Copy the records below exactly, leaving out every picture.

--*--

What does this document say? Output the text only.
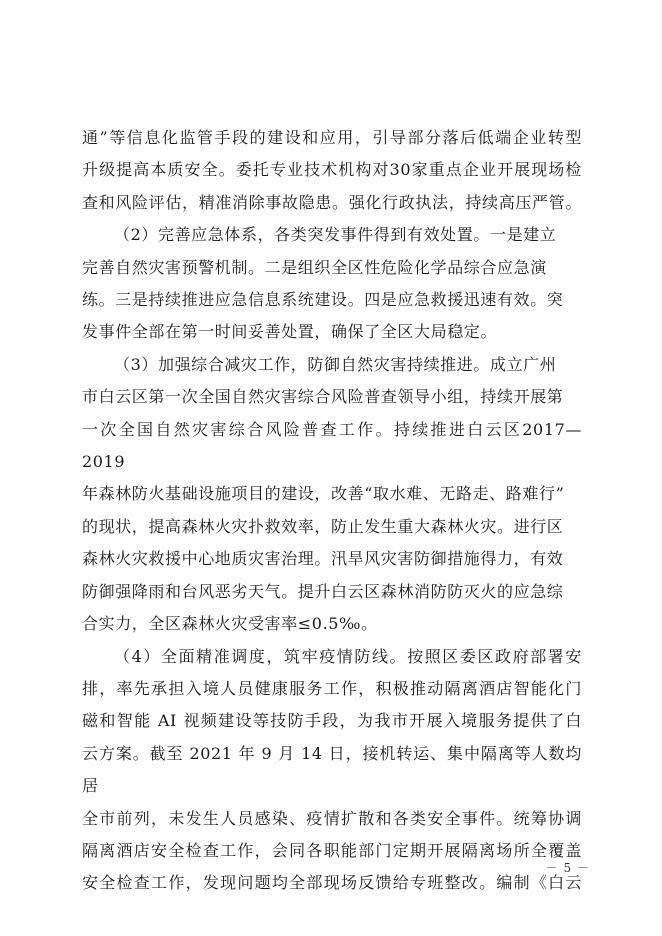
通”等信息化监管手段的建设和应用，引导部分落后低端企业转型
升级提高本质安全。委托专业技术机构对30家重点企业开展现场检
查和风险评估，精准消除事故隐患。强化行政执法，持续高压严管。

（2）完善应急体系，各类突发事件得到有效处置。一是建立
完善自然灾害预警机制。二是组织全区性危险化学品综合应急演
练。三是持续推进应急信息系统建设。四是应急救援迅速有效。突
发事件全部在第一时间妥善处置，确保了全区大局稳定。

（3）加强综合减灾工作，防御自然灾害持续推进。成立广州
市白云区第一次全国自然灾害综合风险普查领导小组，持续开展第
一次全国自然灾害综合风险普查工作。持续推进白云区2017—2019
年森林防火基础设施项目的建设，改善“取水难、无路走、路难行”
的现状，提高森林火灾扑救效率，防止发生重大森林火灾。进行区
森林火灾救援中心地质灾害治理。汛旱风灾害防御措施得力，有效
防御强降雨和台风恶劣天气。提升白云区森林消防防灭火的应急综
合实力，全区森林火灾受害率≤0.5‰。

（4）全面精准调度，筑牢疫情防线。按照区委区政府部署安
排，率先承担入境人员健康服务工作，积极推动隔离酒店智能化门
磁和智能 AI 视频建设等技防手段，为我市开展入境服务提供了白
云方案。截至 2021 年 9 月 14 日，接机转运、集中隔离等人数均居
全市前列，未发生人员感染、疫情扩散和各类安全事件。统筹协调
隔离酒店安全检查工作，会同各职能部门定期开展隔离场所全覆盖
安全检查工作，发现问题均全部现场反馈给专班整改。编制《白云

－ 5 －
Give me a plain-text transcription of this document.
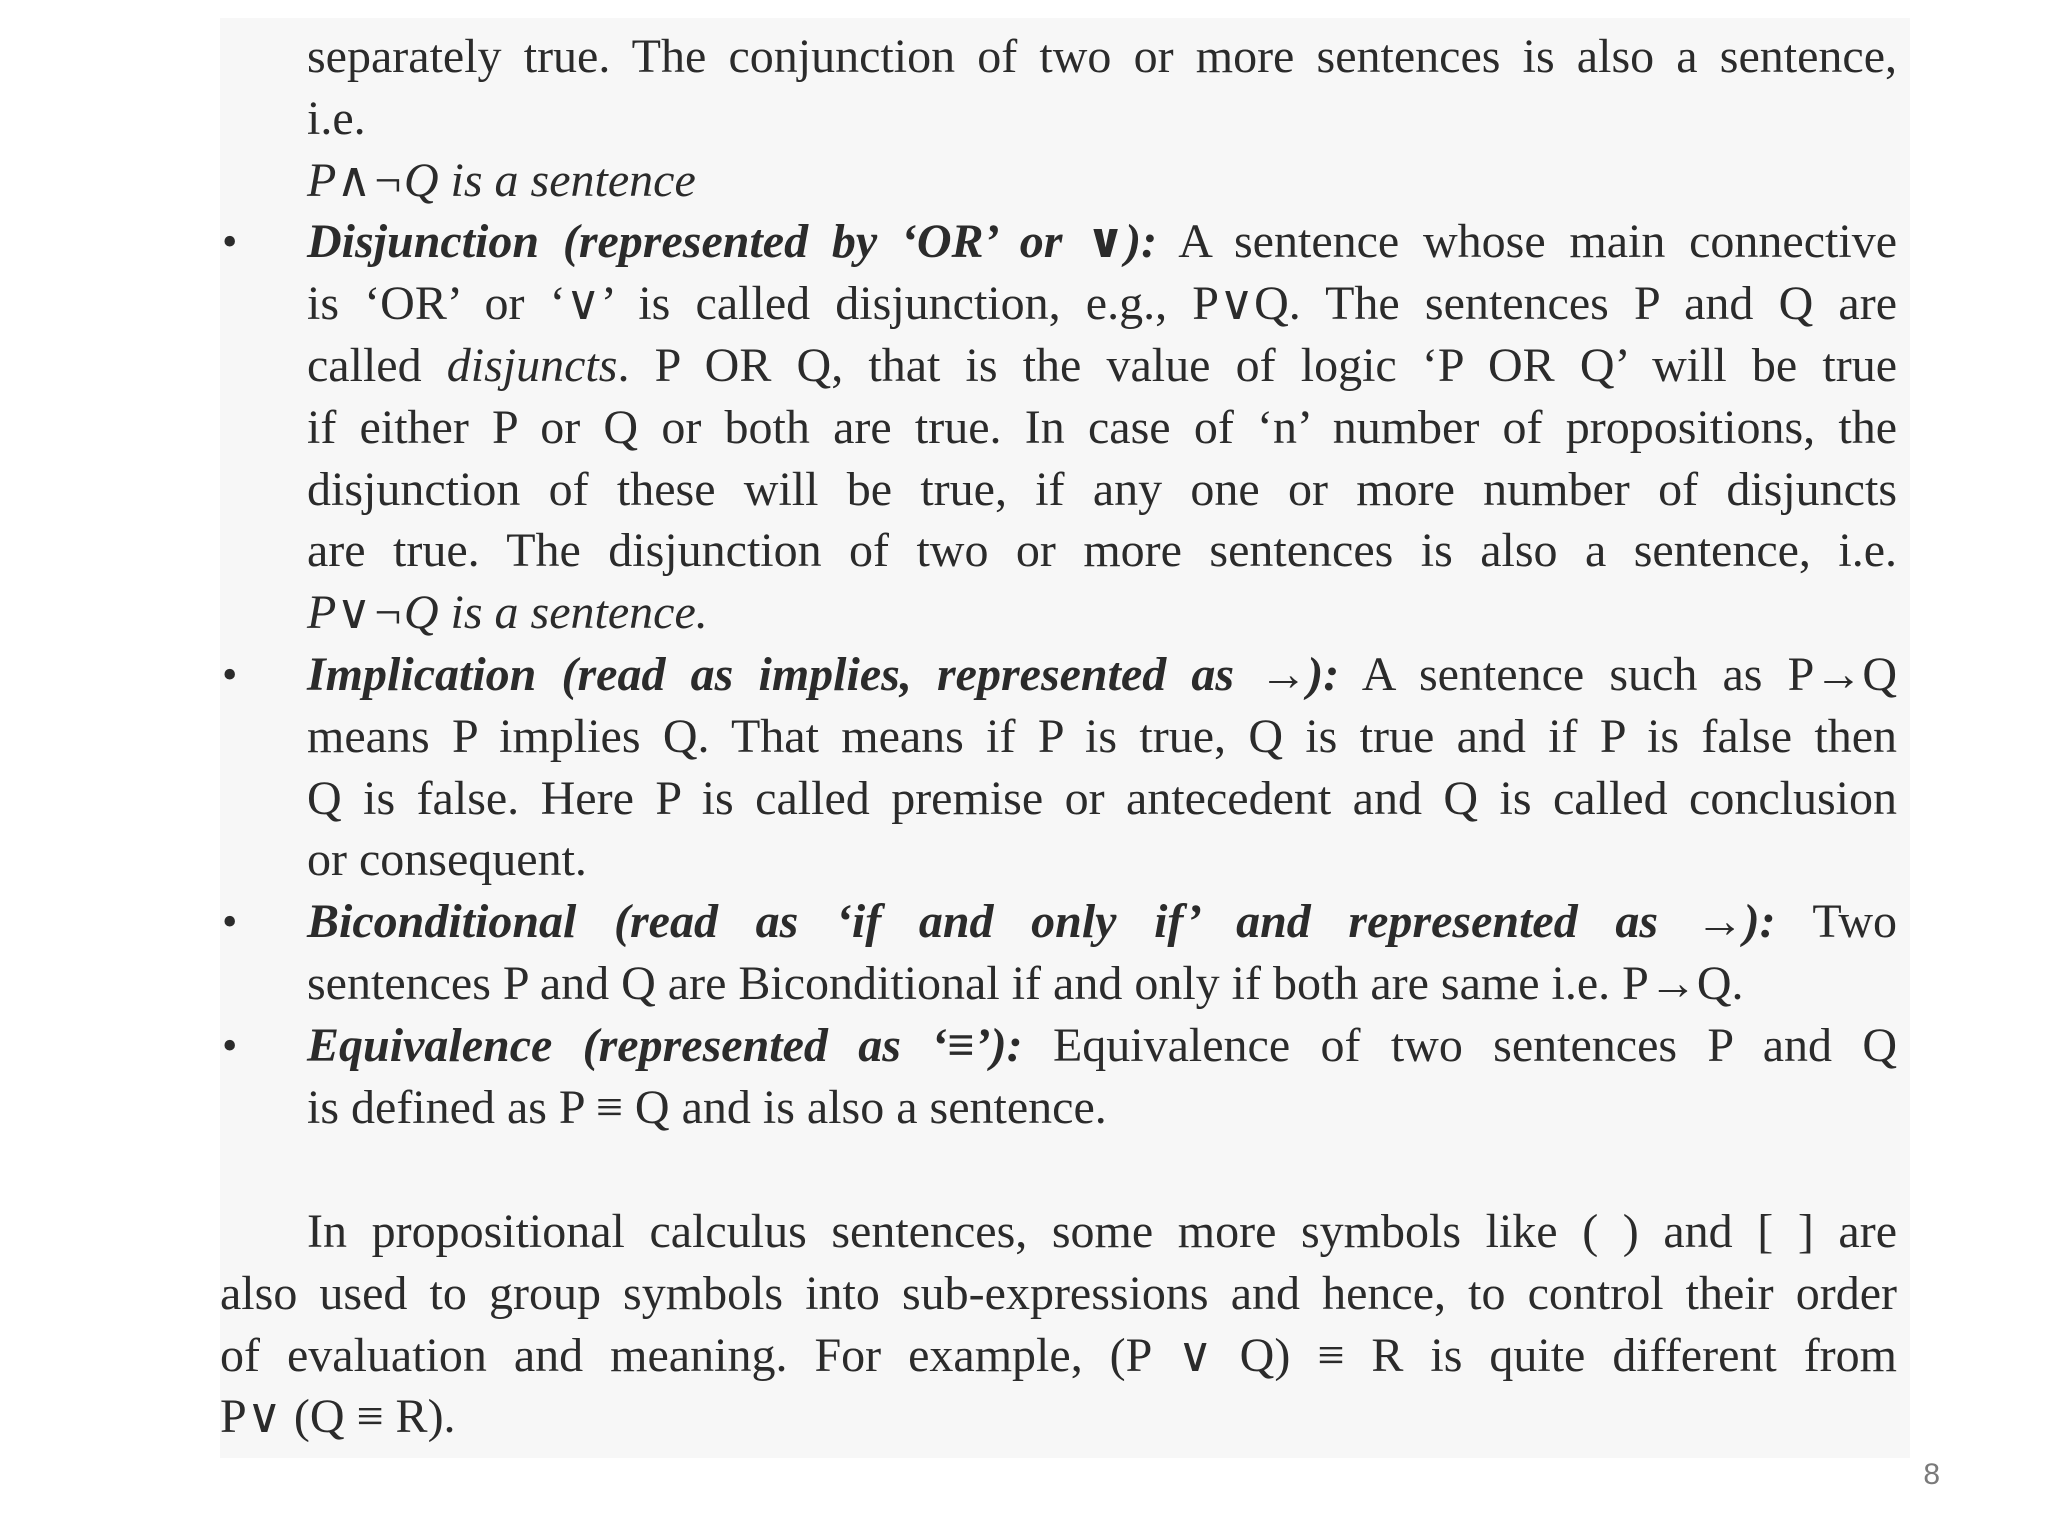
separately true. The conjunction of two or more sentences is also a sentence,
i.e.
P∧¬Q is a sentence
• Disjunction (represented by ‘OR’ or ∨): A sentence whose main connective
is ‘OR’ or ‘∨’ is called disjunction, e.g., P∨Q. The sentences P and Q are
called disjuncts. P OR Q, that is the value of logic ‘P OR Q’ will be true
if either P or Q or both are true. In case of ‘n’ number of propositions, the
disjunction of these will be true, if any one or more number of disjuncts
are true. The disjunction of two or more sentences is also a sentence, i.e.
P∨¬Q is a sentence.
• Implication (read as implies, represented as →): A sentence such as P→Q
means P implies Q. That means if P is true, Q is true and if P is false then
Q is false. Here P is called premise or antecedent and Q is called conclusion
or consequent.
• Biconditional (read as ‘if and only if’ and represented as →): Two
sentences P and Q are Biconditional if and only if both are same i.e. P→Q.
• Equivalence (represented as ‘≡’): Equivalence of two sentences P and Q
is defined as P ≡ Q and is also a sentence.
In propositional calculus sentences, some more symbols like ( ) and [ ] are
also used to group symbols into sub-expressions and hence, to control their order
of evaluation and meaning. For example, (P ∨ Q) ≡ R is quite different from
P∨ (Q ≡ R).
8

--*--

FULL ANSWER:
What does this document say? Output the text only.
通”等信息化监管手段的建设和应用，引导部分落后低端企业转型
升级提高本质安全。委托专业技术机构对30家重点企业开展现场检
查和风险评估，精准消除事故隐患。强化行政执法，持续高压严管。

（2）完善应急体系，各类突发事件得到有效处置。一是建立
完善自然灾害预警机制。二是组织全区性危险化学品综合应急演
练。三是持续推进应急信息系统建设。四是应急救援迅速有效。突
发事件全部在第一时间妥善处置，确保了全区大局稳定。

（3）加强综合减灾工作，防御自然灾害持续推进。成立广州
市白云区第一次全国自然灾害综合风险普查领导小组，持续开展第
一次全国自然灾害综合风险普查工作。持续推进白云区2017—2019
年森林防火基础设施项目的建设，改善“取水难、无路走、路难行”
的现状，提高森林火灾扑救效率，防止发生重大森林火灾。进行区
森林火灾救援中心地质灾害治理。汛旱风灾害防御措施得力，有效
防御强降雨和台风恶劣天气。提升白云区森林消防防灭火的应急综
合实力，全区森林火灾受害率≤0.5‰。

（4）全面精准调度，筑牢疫情防线。按照区委区政府部署安
排，率先承担入境人员健康服务工作，积极推动隔离酒店智能化门
磁和智能 AI 视频建设等技防手段，为我市开展入境服务提供了白
云方案。截至 2021 年 9 月 14 日，接机转运、集中隔离等人数均居
全市前列，未发生人员感染、疫情扩散和各类安全事件。统筹协调
隔离酒店安全检查工作，会同各职能部门定期开展隔离场所全覆盖
安全检查工作，发现问题均全部现场反馈给专班整改。编制《白云

－ 5 －
Give me a plain-text transcription of this document.
separately true. The conjunction of two or more sentences is also a sentence,
i.e.
P∧¬Q is a sentence
• Disjunction (represented by ‘OR’ or ∨): A sentence whose main connective
is ‘OR’ or ‘∨’ is called disjunction, e.g., P∨Q. The sentences P and Q are
called disjuncts. P OR Q, that is the value of logic ‘P OR Q’ will be true
if either P or Q or both are true. In case of ‘n’ number of propositions, the
disjunction of these will be true, if any one or more number of disjuncts
are true. The disjunction of two or more sentences is also a sentence, i.e.
P∨¬Q is a sentence.
• Implication (read as implies, represented as →): A sentence such as P→Q
means P implies Q. That means if P is true, Q is true and if P is false then
Q is false. Here P is called premise or antecedent and Q is called conclusion
or consequent.
• Biconditional (read as ‘if and only if’ and represented as →): Two
sentences P and Q are Biconditional if and only if both are same i.e. P→Q.
• Equivalence (represented as ‘≡’): Equivalence of two sentences P and Q
is defined as P ≡ Q and is also a sentence.
In propositional calculus sentences, some more symbols like ( ) and [ ] are
also used to group symbols into sub-expressions and hence, to control their order
of evaluation and meaning. For example, (P ∨ Q) ≡ R is quite different from
P∨ (Q ≡ R).
8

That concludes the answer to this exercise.